-- start --

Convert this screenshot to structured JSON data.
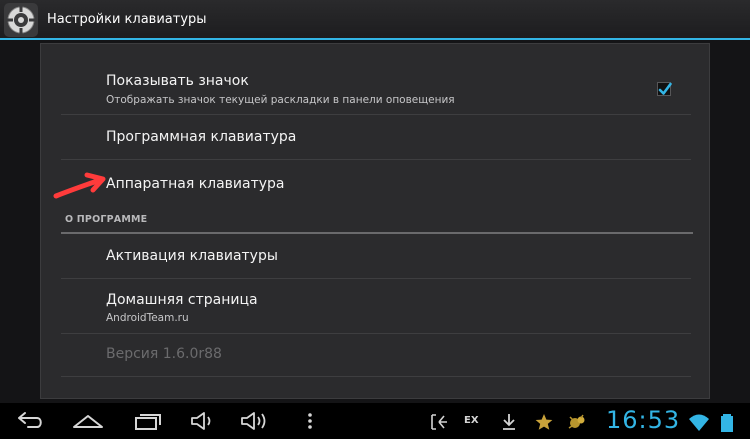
{
  "app": {
    "title": "Настройки клавиатуры"
  },
  "preferences": {
    "show_icon": {
      "title": "Показывать значок",
      "summary": "Отображать значок текущей раскладки в панели оповещения",
      "checked": true
    },
    "software_keyboard": {
      "title": "Программная клавиатура"
    },
    "hardware_keyboard": {
      "title": "Аппаратная клавиатура"
    },
    "about_category": {
      "title": "О ПРОГРАММЕ"
    },
    "activation": {
      "title": "Активация клавиатуры"
    },
    "homepage": {
      "title": "Домашняя страница",
      "summary": "AndroidTeam.ru"
    },
    "version": {
      "title": "Версия 1.6.0r88",
      "enabled": false
    }
  },
  "status_bar": {
    "ex_label": "EX",
    "clock": "16:53",
    "accent_color": "#33b5e5"
  },
  "icons": {
    "app": "app-icon",
    "annotation": "red-arrow-icon",
    "nav": [
      "back-icon",
      "home-icon",
      "recent-apps-icon",
      "volume-down-icon",
      "volume-up-icon",
      "menu-icon"
    ],
    "status": [
      "keyboard-layout-icon",
      "download-icon",
      "star-icon",
      "android-bug-icon",
      "wifi-icon",
      "battery-icon"
    ]
  }
}
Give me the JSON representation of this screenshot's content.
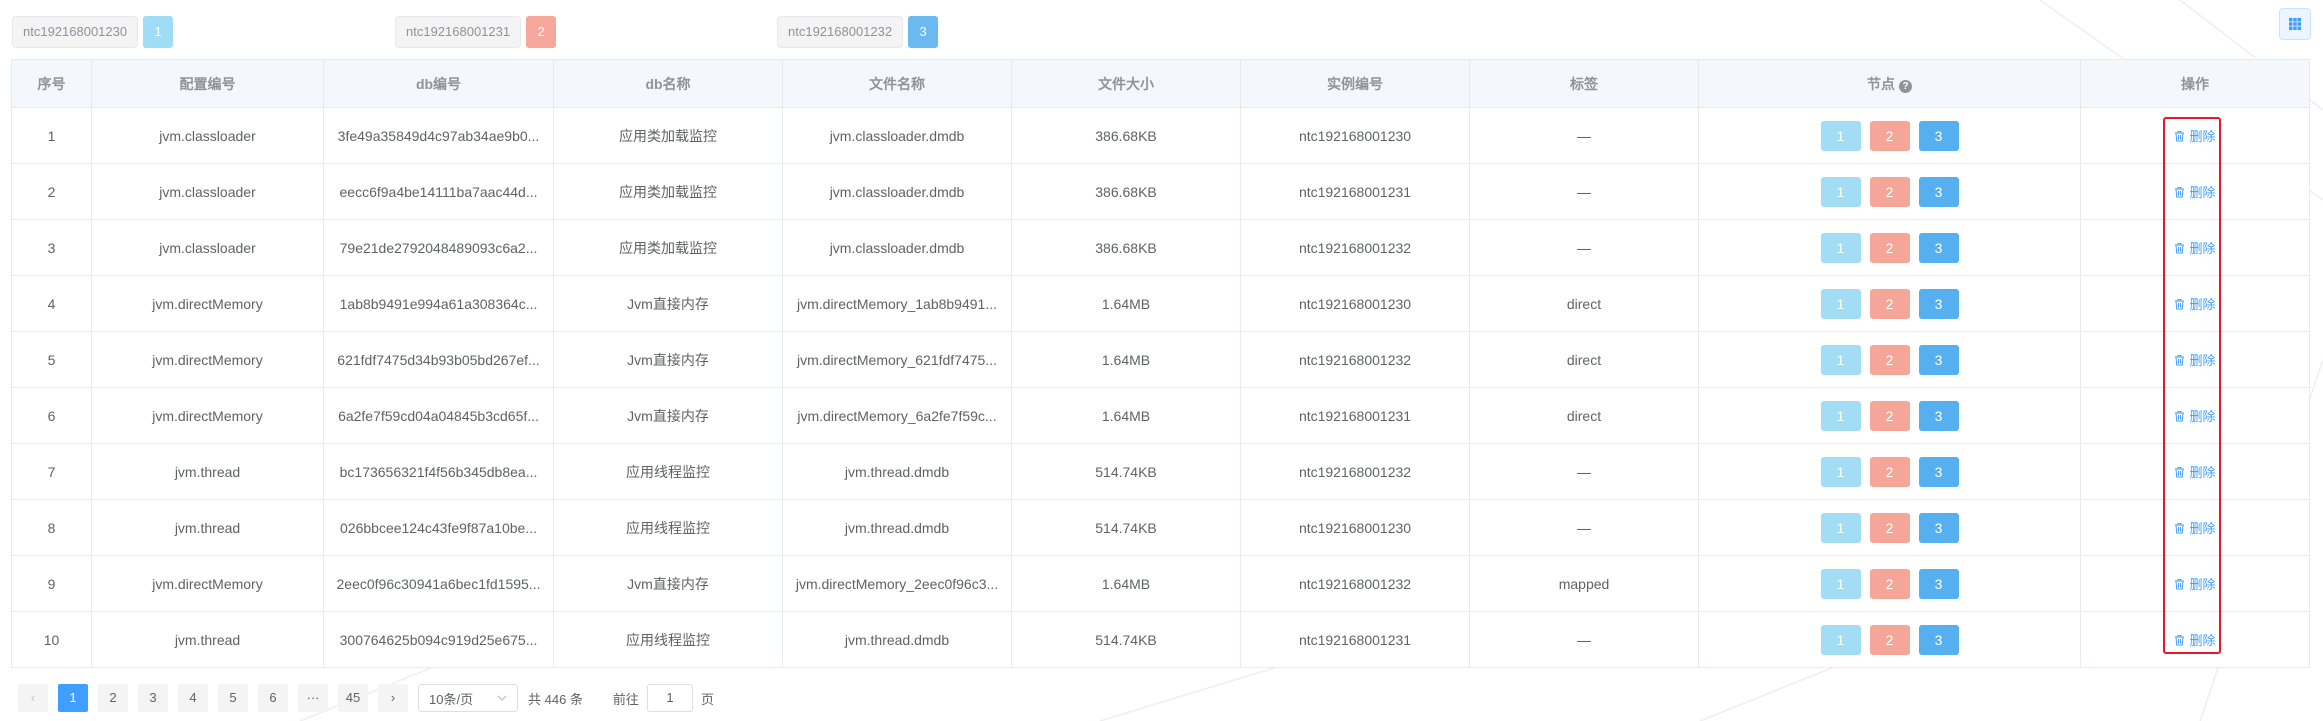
{
  "legend": [
    {
      "label": "ntc192168001230",
      "badge": "1",
      "color": "#9fdcf6"
    },
    {
      "label": "ntc192168001231",
      "badge": "2",
      "color": "#f4a79a"
    },
    {
      "label": "ntc192168001232",
      "badge": "3",
      "color": "#6ab9f1"
    }
  ],
  "toolbar": {
    "grid_icon": "grid-icon"
  },
  "table": {
    "headers": {
      "index": "序号",
      "config_id": "配置编号",
      "db_id": "db编号",
      "db_name": "db名称",
      "file_name": "文件名称",
      "file_size": "文件大小",
      "instance_id": "实例编号",
      "tag": "标签",
      "nodes": "节点",
      "actions": "操作"
    },
    "node_labels": [
      "1",
      "2",
      "3"
    ],
    "delete_label": "删除",
    "rows": [
      {
        "index": "1",
        "config_id": "jvm.classloader",
        "db_id": "3fe49a35849d4c97ab34ae9b0...",
        "db_name": "应用类加载监控",
        "file_name": "jvm.classloader.dmdb",
        "file_size": "386.68KB",
        "instance_id": "ntc192168001230",
        "tag": "—"
      },
      {
        "index": "2",
        "config_id": "jvm.classloader",
        "db_id": "eecc6f9a4be14111ba7aac44d...",
        "db_name": "应用类加载监控",
        "file_name": "jvm.classloader.dmdb",
        "file_size": "386.68KB",
        "instance_id": "ntc192168001231",
        "tag": "—"
      },
      {
        "index": "3",
        "config_id": "jvm.classloader",
        "db_id": "79e21de2792048489093c6a2...",
        "db_name": "应用类加载监控",
        "file_name": "jvm.classloader.dmdb",
        "file_size": "386.68KB",
        "instance_id": "ntc192168001232",
        "tag": "—"
      },
      {
        "index": "4",
        "config_id": "jvm.directMemory",
        "db_id": "1ab8b9491e994a61a308364c...",
        "db_name": "Jvm直接内存",
        "file_name": "jvm.directMemory_1ab8b9491...",
        "file_size": "1.64MB",
        "instance_id": "ntc192168001230",
        "tag": "direct"
      },
      {
        "index": "5",
        "config_id": "jvm.directMemory",
        "db_id": "621fdf7475d34b93b05bd267ef...",
        "db_name": "Jvm直接内存",
        "file_name": "jvm.directMemory_621fdf7475...",
        "file_size": "1.64MB",
        "instance_id": "ntc192168001232",
        "tag": "direct"
      },
      {
        "index": "6",
        "config_id": "jvm.directMemory",
        "db_id": "6a2fe7f59cd04a04845b3cd65f...",
        "db_name": "Jvm直接内存",
        "file_name": "jvm.directMemory_6a2fe7f59c...",
        "file_size": "1.64MB",
        "instance_id": "ntc192168001231",
        "tag": "direct"
      },
      {
        "index": "7",
        "config_id": "jvm.thread",
        "db_id": "bc173656321f4f56b345db8ea...",
        "db_name": "应用线程监控",
        "file_name": "jvm.thread.dmdb",
        "file_size": "514.74KB",
        "instance_id": "ntc192168001232",
        "tag": "—"
      },
      {
        "index": "8",
        "config_id": "jvm.thread",
        "db_id": "026bbcee124c43fe9f87a10be...",
        "db_name": "应用线程监控",
        "file_name": "jvm.thread.dmdb",
        "file_size": "514.74KB",
        "instance_id": "ntc192168001230",
        "tag": "—"
      },
      {
        "index": "9",
        "config_id": "jvm.directMemory",
        "db_id": "2eec0f96c30941a6bec1fd1595...",
        "db_name": "Jvm直接内存",
        "file_name": "jvm.directMemory_2eec0f96c3...",
        "file_size": "1.64MB",
        "instance_id": "ntc192168001232",
        "tag": "mapped"
      },
      {
        "index": "10",
        "config_id": "jvm.thread",
        "db_id": "300764625b094c919d25e675...",
        "db_name": "应用线程监控",
        "file_name": "jvm.thread.dmdb",
        "file_size": "514.74KB",
        "instance_id": "ntc192168001231",
        "tag": "—"
      }
    ]
  },
  "pagination": {
    "prev": "‹",
    "pages": [
      "1",
      "2",
      "3",
      "4",
      "5",
      "6"
    ],
    "ellipsis": "···",
    "last_page": "45",
    "next": "›",
    "current": "1",
    "page_size": "10条/页",
    "total": "共 446 条",
    "goto_prefix": "前往",
    "goto_value": "1",
    "goto_suffix": "页"
  },
  "colors": {
    "primary": "#409eff",
    "highlight": "#e8182a"
  }
}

-- end --

## BRIEF
Of the lines in this material, state how many hold the string "summary". Write no other words.

## REPLY TO THE TASK
2